- **What is expected**
Check each line of the material below for "SDTVAR", then copy the ones that contain it.

- **Records supplied**

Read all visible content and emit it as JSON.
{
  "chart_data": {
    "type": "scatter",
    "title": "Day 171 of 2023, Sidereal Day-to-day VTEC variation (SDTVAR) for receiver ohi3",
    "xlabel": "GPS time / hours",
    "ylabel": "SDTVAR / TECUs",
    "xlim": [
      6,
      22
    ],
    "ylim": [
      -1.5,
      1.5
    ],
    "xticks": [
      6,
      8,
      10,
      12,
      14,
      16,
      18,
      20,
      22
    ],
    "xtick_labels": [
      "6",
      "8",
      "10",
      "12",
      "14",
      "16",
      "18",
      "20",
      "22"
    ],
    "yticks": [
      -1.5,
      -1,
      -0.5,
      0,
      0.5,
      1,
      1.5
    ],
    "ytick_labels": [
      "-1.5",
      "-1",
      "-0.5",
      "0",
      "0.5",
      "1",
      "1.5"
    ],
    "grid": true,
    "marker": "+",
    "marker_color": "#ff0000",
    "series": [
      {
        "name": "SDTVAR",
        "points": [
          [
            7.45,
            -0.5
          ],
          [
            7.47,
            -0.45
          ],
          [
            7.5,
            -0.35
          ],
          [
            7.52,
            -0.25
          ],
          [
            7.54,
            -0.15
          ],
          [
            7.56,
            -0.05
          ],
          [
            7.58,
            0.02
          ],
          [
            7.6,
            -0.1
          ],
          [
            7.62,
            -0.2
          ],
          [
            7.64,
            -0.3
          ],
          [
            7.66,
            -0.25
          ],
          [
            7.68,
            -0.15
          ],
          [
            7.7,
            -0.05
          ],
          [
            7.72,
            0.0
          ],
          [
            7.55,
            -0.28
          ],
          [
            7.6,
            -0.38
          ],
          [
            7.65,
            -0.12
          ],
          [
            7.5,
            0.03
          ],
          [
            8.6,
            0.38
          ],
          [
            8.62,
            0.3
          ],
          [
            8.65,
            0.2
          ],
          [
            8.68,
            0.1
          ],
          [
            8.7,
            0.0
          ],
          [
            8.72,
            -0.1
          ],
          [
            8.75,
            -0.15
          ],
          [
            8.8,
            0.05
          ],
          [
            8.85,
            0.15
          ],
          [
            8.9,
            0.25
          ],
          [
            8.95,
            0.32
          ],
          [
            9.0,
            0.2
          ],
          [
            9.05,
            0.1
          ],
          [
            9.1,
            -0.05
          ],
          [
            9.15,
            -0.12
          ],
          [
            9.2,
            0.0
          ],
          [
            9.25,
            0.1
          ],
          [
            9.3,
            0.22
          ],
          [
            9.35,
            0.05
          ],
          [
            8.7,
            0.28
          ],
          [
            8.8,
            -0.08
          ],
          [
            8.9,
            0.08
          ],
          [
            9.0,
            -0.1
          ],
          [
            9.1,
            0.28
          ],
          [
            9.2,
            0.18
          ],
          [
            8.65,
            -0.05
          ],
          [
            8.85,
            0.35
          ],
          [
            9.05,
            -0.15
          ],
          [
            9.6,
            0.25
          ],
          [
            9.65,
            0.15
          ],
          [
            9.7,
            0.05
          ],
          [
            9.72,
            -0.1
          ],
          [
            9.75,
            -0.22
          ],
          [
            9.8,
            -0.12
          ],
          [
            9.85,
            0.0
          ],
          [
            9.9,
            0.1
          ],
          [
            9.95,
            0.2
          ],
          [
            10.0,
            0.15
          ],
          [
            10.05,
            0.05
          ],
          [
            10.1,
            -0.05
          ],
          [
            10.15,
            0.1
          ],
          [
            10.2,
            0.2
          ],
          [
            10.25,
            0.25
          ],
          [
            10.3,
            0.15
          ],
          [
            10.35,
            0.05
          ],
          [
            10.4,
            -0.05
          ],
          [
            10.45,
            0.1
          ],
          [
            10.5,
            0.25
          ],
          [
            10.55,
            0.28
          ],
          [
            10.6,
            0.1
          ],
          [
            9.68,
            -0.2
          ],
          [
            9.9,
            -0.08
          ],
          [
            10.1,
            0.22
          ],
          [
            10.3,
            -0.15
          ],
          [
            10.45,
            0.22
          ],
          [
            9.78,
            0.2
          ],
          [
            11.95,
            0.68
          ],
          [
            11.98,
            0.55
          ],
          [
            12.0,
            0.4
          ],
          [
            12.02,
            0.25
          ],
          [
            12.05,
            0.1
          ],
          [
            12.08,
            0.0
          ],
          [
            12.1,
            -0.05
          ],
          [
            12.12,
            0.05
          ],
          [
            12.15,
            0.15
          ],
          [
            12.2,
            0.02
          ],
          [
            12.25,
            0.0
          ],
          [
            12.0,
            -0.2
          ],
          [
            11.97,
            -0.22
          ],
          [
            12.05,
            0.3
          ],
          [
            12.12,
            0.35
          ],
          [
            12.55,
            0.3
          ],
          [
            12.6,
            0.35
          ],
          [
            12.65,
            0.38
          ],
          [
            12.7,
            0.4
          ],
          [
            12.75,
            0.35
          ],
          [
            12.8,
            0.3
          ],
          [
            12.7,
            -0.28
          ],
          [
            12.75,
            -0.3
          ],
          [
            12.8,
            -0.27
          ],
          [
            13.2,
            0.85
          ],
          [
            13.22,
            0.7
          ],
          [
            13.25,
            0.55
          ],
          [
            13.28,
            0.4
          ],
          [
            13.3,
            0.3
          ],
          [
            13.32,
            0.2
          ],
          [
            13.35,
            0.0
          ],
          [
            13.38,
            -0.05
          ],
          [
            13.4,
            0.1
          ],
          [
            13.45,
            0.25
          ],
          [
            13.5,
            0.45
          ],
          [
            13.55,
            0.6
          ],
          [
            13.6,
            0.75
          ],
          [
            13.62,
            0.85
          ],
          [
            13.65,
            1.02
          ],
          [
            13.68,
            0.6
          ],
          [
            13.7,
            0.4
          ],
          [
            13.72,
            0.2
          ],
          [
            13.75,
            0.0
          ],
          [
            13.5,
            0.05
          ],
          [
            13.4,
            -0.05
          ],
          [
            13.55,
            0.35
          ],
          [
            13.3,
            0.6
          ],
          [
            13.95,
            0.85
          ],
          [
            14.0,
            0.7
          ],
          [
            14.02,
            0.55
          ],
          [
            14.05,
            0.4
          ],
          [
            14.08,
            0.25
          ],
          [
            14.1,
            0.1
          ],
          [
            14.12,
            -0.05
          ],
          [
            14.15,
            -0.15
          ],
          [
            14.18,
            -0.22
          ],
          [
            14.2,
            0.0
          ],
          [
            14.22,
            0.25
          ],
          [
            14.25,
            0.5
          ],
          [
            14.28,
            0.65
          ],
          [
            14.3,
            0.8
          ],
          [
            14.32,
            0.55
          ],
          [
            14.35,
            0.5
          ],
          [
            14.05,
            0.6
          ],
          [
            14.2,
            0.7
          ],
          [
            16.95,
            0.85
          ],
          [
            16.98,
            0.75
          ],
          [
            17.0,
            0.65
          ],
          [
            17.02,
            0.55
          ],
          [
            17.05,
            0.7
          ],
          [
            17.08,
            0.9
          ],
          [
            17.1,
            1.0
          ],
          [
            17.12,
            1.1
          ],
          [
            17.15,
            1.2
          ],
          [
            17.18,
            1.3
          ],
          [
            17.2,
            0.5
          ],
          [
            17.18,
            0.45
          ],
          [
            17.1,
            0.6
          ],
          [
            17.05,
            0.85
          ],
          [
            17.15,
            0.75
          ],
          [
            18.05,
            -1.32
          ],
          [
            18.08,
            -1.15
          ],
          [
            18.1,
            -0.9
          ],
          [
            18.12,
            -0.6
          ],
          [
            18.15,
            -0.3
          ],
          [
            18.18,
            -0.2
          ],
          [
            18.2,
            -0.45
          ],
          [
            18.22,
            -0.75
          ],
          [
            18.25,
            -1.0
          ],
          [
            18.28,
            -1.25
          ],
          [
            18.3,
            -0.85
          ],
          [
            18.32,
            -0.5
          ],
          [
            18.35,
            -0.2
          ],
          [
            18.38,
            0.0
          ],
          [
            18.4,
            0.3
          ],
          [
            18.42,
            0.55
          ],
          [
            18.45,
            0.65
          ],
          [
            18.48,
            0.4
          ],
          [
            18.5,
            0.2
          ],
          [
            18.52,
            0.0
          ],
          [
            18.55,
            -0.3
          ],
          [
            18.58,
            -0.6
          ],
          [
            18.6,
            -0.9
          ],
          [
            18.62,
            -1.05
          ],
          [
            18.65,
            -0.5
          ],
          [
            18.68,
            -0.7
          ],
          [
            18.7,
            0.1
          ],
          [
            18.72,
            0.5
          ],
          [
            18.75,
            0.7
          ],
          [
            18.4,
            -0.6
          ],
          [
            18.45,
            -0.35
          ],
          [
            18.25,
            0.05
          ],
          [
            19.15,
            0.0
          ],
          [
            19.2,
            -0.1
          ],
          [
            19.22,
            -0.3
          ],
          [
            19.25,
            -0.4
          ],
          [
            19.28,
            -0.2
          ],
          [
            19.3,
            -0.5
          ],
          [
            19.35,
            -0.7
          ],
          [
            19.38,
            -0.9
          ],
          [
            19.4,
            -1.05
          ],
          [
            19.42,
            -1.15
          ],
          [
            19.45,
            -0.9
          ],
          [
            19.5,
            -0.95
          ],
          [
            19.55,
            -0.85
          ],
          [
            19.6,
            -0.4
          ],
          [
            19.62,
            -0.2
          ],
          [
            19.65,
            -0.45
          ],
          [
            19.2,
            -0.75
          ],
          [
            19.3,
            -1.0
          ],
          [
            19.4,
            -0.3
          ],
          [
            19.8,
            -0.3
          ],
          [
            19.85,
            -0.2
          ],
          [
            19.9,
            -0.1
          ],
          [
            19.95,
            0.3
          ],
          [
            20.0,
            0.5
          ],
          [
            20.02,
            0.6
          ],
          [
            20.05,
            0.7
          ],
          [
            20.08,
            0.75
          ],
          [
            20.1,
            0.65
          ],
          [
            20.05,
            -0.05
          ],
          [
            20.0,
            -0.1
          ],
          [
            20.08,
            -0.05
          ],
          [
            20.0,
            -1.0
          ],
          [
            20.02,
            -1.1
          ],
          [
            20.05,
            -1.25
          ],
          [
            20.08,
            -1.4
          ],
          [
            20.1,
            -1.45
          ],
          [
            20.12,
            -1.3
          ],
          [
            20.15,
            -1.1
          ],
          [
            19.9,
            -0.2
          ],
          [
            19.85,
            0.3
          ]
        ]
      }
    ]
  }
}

- **Result of this exercise**
    "title": "Day 171 of 2023, Sidereal Day-to-day VTEC variation (SDTVAR) for receiver ohi3",
    "ylabel": "SDTVAR / TECUs",
        "name": "SDTVAR",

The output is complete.